-- Extracted records start --
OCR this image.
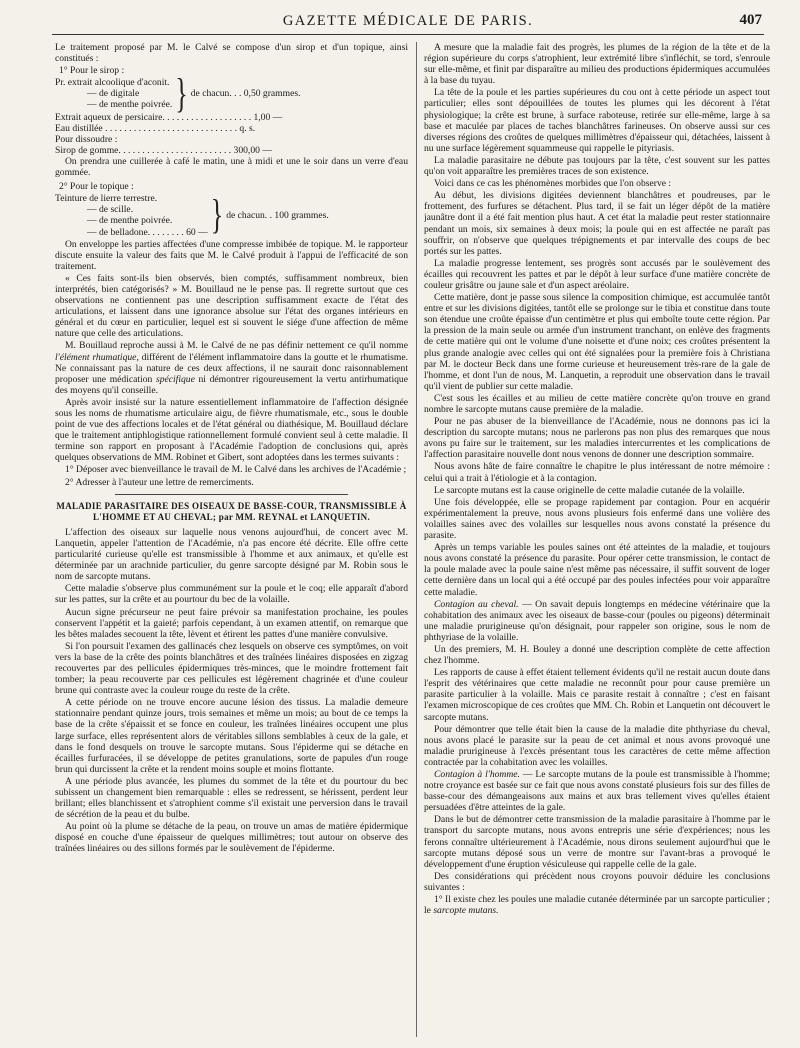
GAZETTE MÉDICALE DE PARIS.	407

Le traitement proposé par M. le Calvé se compose d'un sirop et d'un topique, ainsi constitués :

1° Pour le sirop :

Pr. extrait alcoolique d'aconit.
— de digitale
— de menthe poivrée. } de chacun. . . 0,50 grammes.
Extrait aqueux de persicaire. . . . . . . . . . . . . . . . . . . 1,00 —
Eau distillée . . . . . . . . . . . . . . . . . . . . . . . . . . . . q. s.
Pour dissoudre :
Sirop de gomme. . . . . . . . . . . . . . . . . . . . . . . . 300,00 —

On prendra une cuillerée à café le matin, une à midi et une le soir dans un verre d'eau gommée.

2° Pour le topique :

Teinture de lierre terrestre.
— de scille.
— de menthe poivrée.
— de belladone. . . . . . . . 60 — } de chacun. . 100 grammes.

On enveloppe les parties affectées d'une compresse imbibée de topique. M. le rapporteur discute ensuite la valeur des faits que M. le Calvé produit à l'appui de l'efficacité de son traitement.

« Ces faits sont-ils bien observés, bien comptés, suffisamment nombreux, bien interprétés, bien catégorisés? » M. Bouillaud ne le pense pas. Il regrette surtout que ces observations ne contiennent pas une description suffisamment exacte de l'état des articulations, et laissent dans une ignorance absolue sur l'état des organes intérieurs en général et du cœur en particulier, lequel est si souvent le siége d'une affection de même nature que celle des articulations.

M. Bouillaud reproche aussi à M. le Calvé de ne pas définir nettement ce qu'il nomme l'élément rhumatique, différent de l'élément inflammatoire dans la goutte et le rhumatisme. Ne connaissant pas la nature de ces deux affections, il ne saurait donc raisonnablement proposer une médication spécifique ni démontrer rigoureusement la vertu antirhumatique des moyens qu'il conseille.

Après avoir insisté sur la nature essentiellement inflammatoire de l'affection désignée sous les noms de rhumatisme articulaire aigu, de fièvre rhumatismale, etc., sous le double point de vue des affections locales et de l'état général ou diathésique, M. Bouillaud déclare que le traitement antiphlogistique rationnellement formulé convient seul à cette maladie. Il termine son rapport en proposant à l'Académie l'adoption de conclusions qui, après quelques observations de MM. Robinet et Gibert, sont adoptées dans les termes suivants :

1° Déposer avec bienveillance le travail de M. le Calvé dans les archives de l'Académie ;

2° Adresser à l'auteur une lettre de remerciments.

MALADIE PARASITAIRE DES OISEAUX DE BASSE-COUR, TRANSMISSIBLE À L'HOMME ET AU CHEVAL; par MM. REYNAL et LANQUETIN.

L'affection des oiseaux sur laquelle nous venons aujourd'hui, de concert avec M. Lanquetin, appeler l'attention de l'Académie, n'a pas encore été décrite. Elle offre cette particularité curieuse qu'elle est transmissible à l'homme et aux animaux, et qu'elle est déterminée par un arachnide particulier, du genre sarcopte désigné par M. Robin sous le nom de sarcopte mutans.

Cette maladie s'observe plus communément sur la poule et le coq; elle apparaît d'abord sur les pattes, sur la crête et au pourtour du bec de la volaille.

Aucun signe précurseur ne peut faire prévoir sa manifestation prochaine, les poules conservent l'appétit et la gaieté; parfois cependant, à un examen attentif, on remarque que les bêtes malades secouent la tête, lèvent et étirent les pattes d'une manière convulsive.

Si l'on poursuit l'examen des gallinacés chez lesquels on observe ces symptômes, on voit vers la base de la crête des points blanchâtres et des traînées linéaires disposées en zigzag recouvertes par des pellicules épidermiques très-minces, que le moindre frottement fait tomber; la peau recouverte par ces pellicules est légèrement chagrinée et d'une couleur brune qui contraste avec la couleur rouge du reste de la crête.

A cette période on ne trouve encore aucune lésion des tissus. La maladie demeure stationnaire pendant quinze jours, trois semaines et même un mois; au bout de ce temps la base de la crête s'épaissit et se fonce en couleur, les traînées linéaires occupent une plus large surface, elles représentent alors de véritables sillons semblables à ceux de la gale, et dans le fond desquels on trouve le sarcopte mutans. Sous l'épiderme qui se détache en écailles furfuracées, il se développe de petites granulations, sorte de papules d'un rouge brun qui durcissent la crête et la rendent moins souple et moins flottante.

A une période plus avancée, les plumes du sommet de la tête et du pourtour du bec subissent un changement bien remarquable : elles se redressent, se hérissent, perdent leur brillant; elles blanchissent et s'atrophient comme s'il existait une perversion dans le travail de sécrétion de la peau et du bulbe.

Au point où la plume se détache de la peau, on trouve un amas de matière épidermique disposé en couche d'une épaisseur de quelques millimètres; tout autour on observe des traînées linéaires ou des sillons formés par le soulèvement de l'épiderme.

A mesure que la maladie fait des progrès, les plumes de la région de la tête et de la région supérieure du corps s'atrophient, leur extrémité libre s'infléchit, se tord, s'enroule sur elle-même, et finit par disparaître au milieu des productions épidermiques accumulées à la base du tuyau.

La tête de la poule et les parties supérieures du cou ont à cette période un aspect tout particulier; elles sont dépouillées de toutes les plumes qui les décorent à l'état physiologique; la crête est brune, à surface raboteuse, retirée sur elle-même, large à sa base et maculée par places de taches blanchâtres farineuses. On observe aussi sur ces diverses régions des croûtes de quelques millimètres d'épaisseur qui, détachées, laissent à nu une surface légèrement squammeuse qui rappelle le pityriasis.

La maladie parasitaire ne débute pas toujours par la tête, c'est souvent sur les pattes qu'on voit apparaître les premières traces de son existence.

Voici dans ce cas les phénomènes morbides que l'on observe :

Au début, les divisions digitées deviennent blanchâtres et poudreuses, par le frottement, des furfures se détachent. Plus tard, il se fait un léger dépôt de la matière jaunâtre dont il a été fait mention plus haut. A cet état la maladie peut rester stationnaire pendant un mois, six semaines à deux mois; la poule qui en est affectée ne paraît pas souffrir, on n'observe que quelques trépignements et par intervalle des coups de bec portés sur les pattes.

La maladie progresse lentement, ses progrès sont accusés par le soulèvement des écailles qui recouvrent les pattes et par le dépôt à leur surface d'une matière concrète de couleur grisâtre ou jaune sale et d'un aspect aréolaire.

Cette matière, dont je passe sous silence la composition chimique, est accumulée tantôt entre et sur les divisions digitées, tantôt elle se prolonge sur le tibia et constitue dans toute son étendue une croûte épaisse d'un centimètre et plus qui emboîte toute cette région. Par la pression de la main seule ou armée d'un instrument tranchant, on enlève des fragments de cette matière qui ont le volume d'une noisette et d'une noix; ces croûtes présentent la plus grande analogie avec celles qui ont été signalées pour la première fois à Christiana par M. le docteur Beck dans une forme curieuse et heureusement très-rare de la gale de l'homme, et dont l'un de nous, M. Lanquetin, a reproduit une observation dans le travail qu'il vient de publier sur cette maladie.

C'est sous les écailles et au milieu de cette matière concrète qu'on trouve en grand nombre le sarcopte mutans cause première de la maladie.

Pour ne pas abuser de la bienveillance de l'Académie, nous ne donnons pas ici la description du sarcopte mutans; nous ne parlerons pas non plus des remarques que nous avons pu faire sur le traitement, sur les maladies intercurrentes et les complications de l'affection parasitaire nouvelle dont nous venons de donner une description sommaire.

Nous avons hâte de faire connaître le chapitre le plus intéressant de notre mémoire : celui qui a trait à l'étiologie et à la contagion.

Le sarcopte mutans est la cause originelle de cette maladie cutanée de la volaille.

Une fois développée, elle se propage rapidement par contagion. Pour en acquérir expérimentalement la preuve, nous avons plusieurs fois enfermé dans une volière des volailles saines avec des volailles sur lesquelles nous avons constaté la présence du parasite.

Après un temps variable les poules saines ont été atteintes de la maladie, et toujours nous avons constaté la présence du parasite. Pour opérer cette transmission, le contact de la poule malade avec la poule saine n'est même pas nécessaire, il suffit souvent de loger cette dernière dans un local qui a été occupé par des poules infectées pour voir apparaître cette maladie.

Contagion au cheval. — On savait depuis longtemps en médecine vétérinaire que la cohabitation des animaux avec les oiseaux de basse-cour (poules ou pigeons) déterminait une maladie prurigineuse qu'on désignait, pour rappeler son origine, sous le nom de phthyriase de la volaille.

Un des premiers, M. H. Bouley a donné une description complète de cette affection chez l'homme.

Les rapports de cause à effet étaient tellement évidents qu'il ne restait aucun doute dans l'esprit des vétérinaires que cette maladie ne reconnût pour pour cause première un parasite particulier à la volaille. Mais ce parasite restait à connaître ; c'est en faisant l'examen microscopique de ces croûtes que MM. Ch. Robin et Lanquetin ont découvert le sarcopte mutans.

Pour démontrer que telle était bien la cause de la maladie dite phthyriase du cheval, nous avons placé le parasite sur la peau de cet animal et nous avons provoqué une maladie prurigineuse à l'excès présentant tous les caractères de cette même affection contractée par la cohabitation avec les volailles.

Contagion à l'homme. — Le sarcopte mutans de la poule est transmissible à l'homme; notre croyance est basée sur ce fait que nous avons constaté plusieurs fois sur des filles de basse-cour des démangeaisons aux mains et aux bras tellement vives qu'elles étaient persuadées d'être atteintes de la gale.

Dans le but de démontrer cette transmission de la maladie parasitaire à l'homme par le transport du sarcopte mutans, nous avons entrepris une série d'expériences; nous les ferons connaître ultérieurement à l'Académie, nous dirons seulement aujourd'hui que le sarcopte mutans déposé sous un verre de montre sur l'avant-bras a provoqué le développement d'une éruption vésiculeuse qui rappelle celle de la gale.

Des considérations qui précèdent nous croyons pouvoir déduire les conclusions suivantes :

1° Il existe chez les poules une maladie cutanée déterminée par un sarcopte particulier ; le sarcopte mutans.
-- Extracted records end --
| Task to carry out |
Take every line containing the word "traitement" and copy it.

| The output |
Le traitement proposé par M. le Calvé se compose d'un sirop et d'un topique, ainsi constitués :
On enveloppe les parties affectées d'une compresse imbibée de topique. M. le rapporteur discute ensuite la valeur des faits que M. le Calvé produit à l'appui de l'efficacité de son traitement.
Après avoir insisté sur la nature essentiellement inflammatoire de l'affection désignée sous les noms de rhumatisme articulaire aigu, de fièvre rhumatismale, etc., sous le double point de vue des affections locales et de l'état général ou diathésique, M. Bouillaud déclare que le traitement antiphlogistique rationnellement formulé convient seul à cette maladie. Il termine son rapport en proposant à l'Académie l'adoption de conclusions qui, après quelques observations de MM. Robinet et Gibert, sont adoptées dans les termes suivants :
Pour ne pas abuser de la bienveillance de l'Académie, nous ne donnons pas ici la description du sarcopte mutans; nous ne parlerons pas non plus des remarques que nous avons pu faire sur le traitement, sur les maladies intercurrentes et les complications de l'affection parasitaire nouvelle dont nous venons de donner une description sommaire.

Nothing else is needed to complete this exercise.